● Information provided:
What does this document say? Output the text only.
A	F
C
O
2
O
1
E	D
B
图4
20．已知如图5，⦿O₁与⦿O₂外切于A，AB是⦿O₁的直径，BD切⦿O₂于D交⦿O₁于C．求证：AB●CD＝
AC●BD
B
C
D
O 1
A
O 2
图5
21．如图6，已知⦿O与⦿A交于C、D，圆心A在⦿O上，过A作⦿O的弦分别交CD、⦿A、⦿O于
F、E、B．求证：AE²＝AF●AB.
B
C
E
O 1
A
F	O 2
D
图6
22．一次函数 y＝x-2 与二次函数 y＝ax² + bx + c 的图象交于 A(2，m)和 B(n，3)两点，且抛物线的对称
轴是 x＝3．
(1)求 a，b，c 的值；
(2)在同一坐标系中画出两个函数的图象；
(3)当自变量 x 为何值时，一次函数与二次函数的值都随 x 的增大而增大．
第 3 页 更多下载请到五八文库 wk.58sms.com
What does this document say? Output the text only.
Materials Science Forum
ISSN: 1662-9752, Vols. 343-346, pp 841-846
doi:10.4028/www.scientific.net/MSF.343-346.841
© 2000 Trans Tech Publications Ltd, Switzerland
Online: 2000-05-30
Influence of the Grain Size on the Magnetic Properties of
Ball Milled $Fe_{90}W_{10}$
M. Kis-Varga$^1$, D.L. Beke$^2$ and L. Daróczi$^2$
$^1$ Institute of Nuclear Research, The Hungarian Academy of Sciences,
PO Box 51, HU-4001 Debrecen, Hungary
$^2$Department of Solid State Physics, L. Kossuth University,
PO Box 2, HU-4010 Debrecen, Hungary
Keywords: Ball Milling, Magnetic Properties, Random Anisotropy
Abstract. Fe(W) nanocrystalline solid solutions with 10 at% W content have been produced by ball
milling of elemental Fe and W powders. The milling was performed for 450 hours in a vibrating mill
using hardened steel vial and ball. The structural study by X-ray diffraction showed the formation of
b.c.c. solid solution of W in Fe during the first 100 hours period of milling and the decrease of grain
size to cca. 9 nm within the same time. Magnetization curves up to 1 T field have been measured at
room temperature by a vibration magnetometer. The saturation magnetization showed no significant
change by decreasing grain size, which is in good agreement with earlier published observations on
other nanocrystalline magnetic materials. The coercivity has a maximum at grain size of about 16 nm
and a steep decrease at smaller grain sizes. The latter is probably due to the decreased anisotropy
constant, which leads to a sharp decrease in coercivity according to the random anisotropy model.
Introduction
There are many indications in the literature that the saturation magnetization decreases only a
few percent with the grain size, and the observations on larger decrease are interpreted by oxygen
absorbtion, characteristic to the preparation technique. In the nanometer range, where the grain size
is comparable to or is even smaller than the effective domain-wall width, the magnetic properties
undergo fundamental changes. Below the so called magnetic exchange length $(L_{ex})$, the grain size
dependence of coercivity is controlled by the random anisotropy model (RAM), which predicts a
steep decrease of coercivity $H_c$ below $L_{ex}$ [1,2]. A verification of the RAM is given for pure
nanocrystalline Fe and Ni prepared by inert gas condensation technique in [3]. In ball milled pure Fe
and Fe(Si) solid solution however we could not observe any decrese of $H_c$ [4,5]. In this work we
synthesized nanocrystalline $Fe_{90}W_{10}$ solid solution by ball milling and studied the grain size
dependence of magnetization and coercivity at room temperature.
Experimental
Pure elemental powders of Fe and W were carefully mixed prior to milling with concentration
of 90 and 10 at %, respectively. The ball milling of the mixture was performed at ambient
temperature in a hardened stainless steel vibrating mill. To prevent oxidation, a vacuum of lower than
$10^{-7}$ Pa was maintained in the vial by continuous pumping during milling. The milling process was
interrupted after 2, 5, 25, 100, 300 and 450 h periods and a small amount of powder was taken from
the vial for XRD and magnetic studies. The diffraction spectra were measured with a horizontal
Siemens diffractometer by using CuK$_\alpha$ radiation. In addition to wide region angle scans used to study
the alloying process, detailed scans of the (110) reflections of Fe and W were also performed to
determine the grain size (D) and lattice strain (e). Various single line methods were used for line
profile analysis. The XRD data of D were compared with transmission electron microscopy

● Your task: Would you write down every record again, exactly?

● Complete output:
What does this document say? Output the text only.
A	F
C
O
2
O
1
E	D
B
图4
20．已知如图5，⦿O₁与⦿O₂外切于A，AB是⦿O₁的直径，BD切⦿O₂于D交⦿O₁于C．求证：AB●CD＝
AC●BD
B
C
D
O 1
A
O 2
图5
21．如图6，已知⦿O与⦿A交于C、D，圆心A在⦿O上，过A作⦿O的弦分别交CD、⦿A、⦿O于
F、E、B．求证：AE²＝AF●AB.
B
C
E
O 1
A
F	O 2
D
图6
22．一次函数 y＝x-2 与二次函数 y＝ax² + bx + c 的图象交于 A(2，m)和 B(n，3)两点，且抛物线的对称
轴是 x＝3．
(1)求 a，b，c 的值；
(2)在同一坐标系中画出两个函数的图象；
(3)当自变量 x 为何值时，一次函数与二次函数的值都随 x 的增大而增大．
第 3 页 更多下载请到五八文库 wk.58sms.com
What does this document say? Output the text only.
Materials Science Forum
ISSN: 1662-9752, Vols. 343-346, pp 841-846
doi:10.4028/www.scientific.net/MSF.343-346.841
© 2000 Trans Tech Publications Ltd, Switzerland
Online: 2000-05-30
Influence of the Grain Size on the Magnetic Properties of
Ball Milled $Fe_{90}W_{10}$
M. Kis-Varga$^1$, D.L. Beke$^2$ and L. Daróczi$^2$
$^1$ Institute of Nuclear Research, The Hungarian Academy of Sciences,
PO Box 51, HU-4001 Debrecen, Hungary
$^2$Department of Solid State Physics, L. Kossuth University,
PO Box 2, HU-4010 Debrecen, Hungary
Keywords: Ball Milling, Magnetic Properties, Random Anisotropy
Abstract. Fe(W) nanocrystalline solid solutions with 10 at% W content have been produced by ball
milling of elemental Fe and W powders. The milling was performed for 450 hours in a vibrating mill
using hardened steel vial and ball. The structural study by X-ray diffraction showed the formation of
b.c.c. solid solution of W in Fe during the first 100 hours period of milling and the decrease of grain
size to cca. 9 nm within the same time. Magnetization curves up to 1 T field have been measured at
room temperature by a vibration magnetometer. The saturation magnetization showed no significant
change by decreasing grain size, which is in good agreement with earlier published observations on
other nanocrystalline magnetic materials. The coercivity has a maximum at grain size of about 16 nm
and a steep decrease at smaller grain sizes. The latter is probably due to the decreased anisotropy
constant, which leads to a sharp decrease in coercivity according to the random anisotropy model.
Introduction
There are many indications in the literature that the saturation magnetization decreases only a
few percent with the grain size, and the observations on larger decrease are interpreted by oxygen
absorbtion, characteristic to the preparation technique. In the nanometer range, where the grain size
is comparable to or is even smaller than the effective domain-wall width, the magnetic properties
undergo fundamental changes. Below the so called magnetic exchange length $(L_{ex})$, the grain size
dependence of coercivity is controlled by the random anisotropy model (RAM), which predicts a
steep decrease of coercivity $H_c$ below $L_{ex}$ [1,2]. A verification of the RAM is given for pure
nanocrystalline Fe and Ni prepared by inert gas condensation technique in [3]. In ball milled pure Fe
and Fe(Si) solid solution however we could not observe any decrese of $H_c$ [4,5]. In this work we
synthesized nanocrystalline $Fe_{90}W_{10}$ solid solution by ball milling and studied the grain size
dependence of magnetization and coercivity at room temperature.
Experimental
Pure elemental powders of Fe and W were carefully mixed prior to milling with concentration
of 90 and 10 at %, respectively. The ball milling of the mixture was performed at ambient
temperature in a hardened stainless steel vibrating mill. To prevent oxidation, a vacuum of lower than
$10^{-7}$ Pa was maintained in the vial by continuous pumping during milling. The milling process was
interrupted after 2, 5, 25, 100, 300 and 450 h periods and a small amount of powder was taken from
the vial for XRD and magnetic studies. The diffraction spectra were measured with a horizontal
Siemens diffractometer by using CuK$_\alpha$ radiation. In addition to wide region angle scans used to study
the alloying process, detailed scans of the (110) reflections of Fe and W were also performed to
determine the grain size (D) and lattice strain (e). Various single line methods were used for line
profile analysis. The XRD data of D were compared with transmission electron microscopy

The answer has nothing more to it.